» **What you need to do**
Determine how many lines of the entries contain "color". Reply with that number alone.

» **Dataset extract**
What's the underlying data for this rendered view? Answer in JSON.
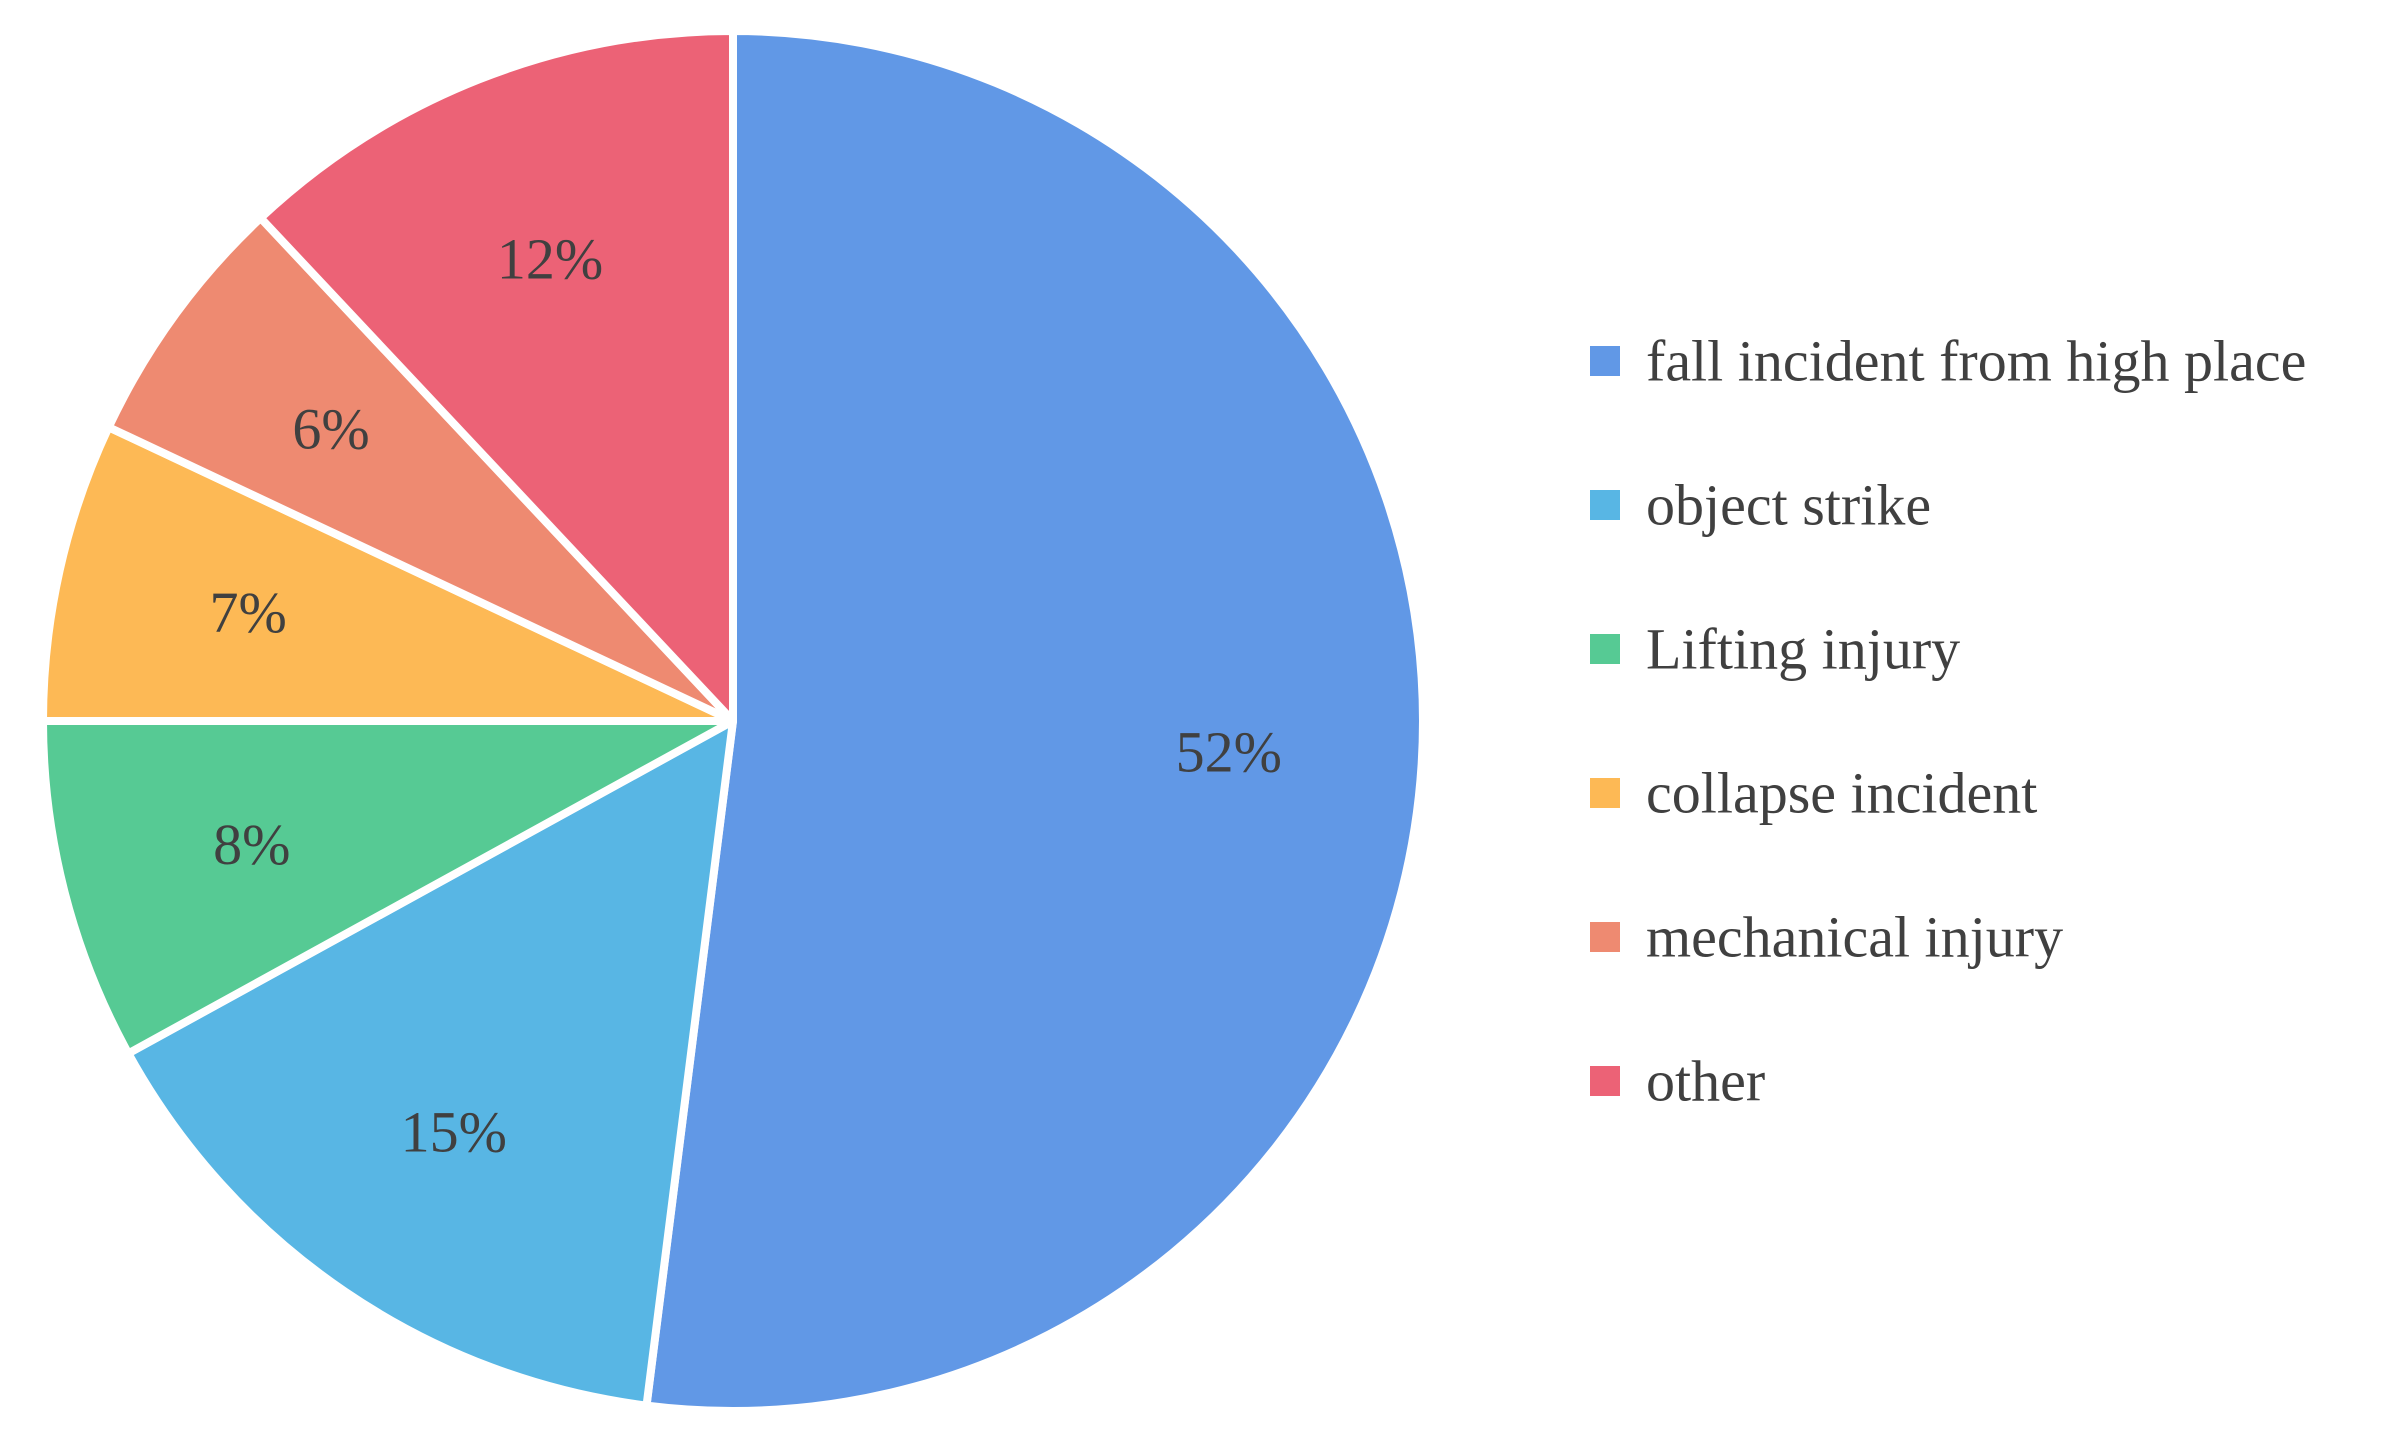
{
  "chart_data": {
    "type": "pie",
    "title": "",
    "start_angle": "12 o'clock",
    "direction": "clockwise",
    "legend_placement": "right",
    "series": [
      {
        "values": [
          {
            "label": "fall incident from high place",
            "value": 52,
            "display": "52%",
            "color": "#6198E6"
          },
          {
            "label": "object strike",
            "value": 15,
            "display": "15%",
            "color": "#58B6E4"
          },
          {
            "label": "Lifting injury",
            "value": 8,
            "display": "8%",
            "color": "#56CA94"
          },
          {
            "label": "collapse incident",
            "value": 7,
            "display": "7%",
            "color": "#FDB955"
          },
          {
            "label": "mechanical injury",
            "value": 6,
            "display": "6%",
            "color": "#EE8A71"
          },
          {
            "label": "other",
            "value": 12,
            "display": "12%",
            "color": "#EC6276"
          }
        ]
      }
    ]
  }
}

» **Expected output**
6